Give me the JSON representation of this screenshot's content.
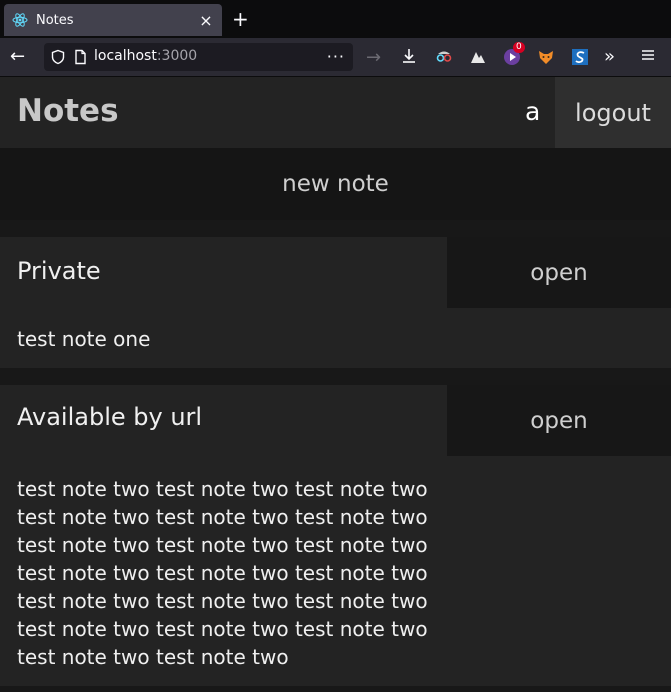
{
  "browser": {
    "tab": {
      "title": "Notes"
    },
    "new_tab": "+",
    "url": {
      "host": "localhost",
      "port": ":3000"
    },
    "extension_badge": "0"
  },
  "app": {
    "title": "Notes",
    "username": "a",
    "logout_label": "logout",
    "new_note_label": "new note",
    "notes": [
      {
        "title": "Private",
        "open_label": "open",
        "body": "test note one"
      },
      {
        "title": "Available by url",
        "open_label": "open",
        "body": "test note two test note two test note two test note two test note two test note two test note two test note two test note two test note two test note two test note two test note two test note two test note two test note two test note two test note two test note two test note two"
      }
    ]
  },
  "colors": {
    "page_bg": "#181818",
    "card_bg": "#232323",
    "button_dark": "#171717",
    "logout_bg": "#2f2f2f"
  }
}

▸ **Exercise objective**
Search the preceding listing for the word "title" and pull out every line that holds it.

▸ **Full output**
      "title": "Notes"
    "title": "Notes",
        "title": "Private",
        "title": "Available by url",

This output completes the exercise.